Exercise requirements: Write out every entry exactly as it appears.

Data records:
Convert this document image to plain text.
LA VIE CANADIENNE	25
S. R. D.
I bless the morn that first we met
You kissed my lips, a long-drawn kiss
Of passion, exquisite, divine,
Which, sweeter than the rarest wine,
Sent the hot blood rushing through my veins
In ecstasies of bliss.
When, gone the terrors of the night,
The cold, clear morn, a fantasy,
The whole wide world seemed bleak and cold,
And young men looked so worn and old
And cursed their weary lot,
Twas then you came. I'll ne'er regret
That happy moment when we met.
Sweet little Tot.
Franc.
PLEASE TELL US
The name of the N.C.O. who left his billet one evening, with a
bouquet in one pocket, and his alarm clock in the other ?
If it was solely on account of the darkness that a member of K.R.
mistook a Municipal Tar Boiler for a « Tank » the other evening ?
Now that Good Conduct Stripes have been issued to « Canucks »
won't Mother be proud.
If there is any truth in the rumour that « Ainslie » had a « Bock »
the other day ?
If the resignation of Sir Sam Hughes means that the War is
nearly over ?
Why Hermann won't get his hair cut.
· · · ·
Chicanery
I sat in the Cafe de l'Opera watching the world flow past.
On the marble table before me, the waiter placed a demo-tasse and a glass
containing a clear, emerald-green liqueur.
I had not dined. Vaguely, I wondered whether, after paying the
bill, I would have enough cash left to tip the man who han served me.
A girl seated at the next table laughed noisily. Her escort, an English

Result of the exercise:
Convert this document image to plain text.
LA VIE CANADIENNE	25
S. R. D.
I bless the morn that first we met
You kissed my lips, a long-drawn kiss
Of passion, exquisite, divine,
Which, sweeter than the rarest wine,
Sent the hot blood rushing through my veins
In ecstasies of bliss.
When, gone the terrors of the night,
The cold, clear morn, a fantasy,
The whole wide world seemed bleak and cold,
And young men looked so worn and old
And cursed their weary lot,
Twas then you came. I'll ne'er regret
That happy moment when we met.
Sweet little Tot.
Franc.
PLEASE TELL US
The name of the N.C.O. who left his billet one evening, with a
bouquet in one pocket, and his alarm clock in the other ?
If it was solely on account of the darkness that a member of K.R.
mistook a Municipal Tar Boiler for a « Tank » the other evening ?
Now that Good Conduct Stripes have been issued to « Canucks »
won't Mother be proud.
If there is any truth in the rumour that « Ainslie » had a « Bock »
the other day ?
If the resignation of Sir Sam Hughes means that the War is
nearly over ?
Why Hermann won't get his hair cut.
· · · ·
Chicanery
I sat in the Cafe de l'Opera watching the world flow past.
On the marble table before me, the waiter placed a demo-tasse and a glass
containing a clear, emerald-green liqueur.
I had not dined. Vaguely, I wondered whether, after paying the
bill, I would have enough cash left to tip the man who han served me.
A girl seated at the next table laughed noisily. Her escort, an English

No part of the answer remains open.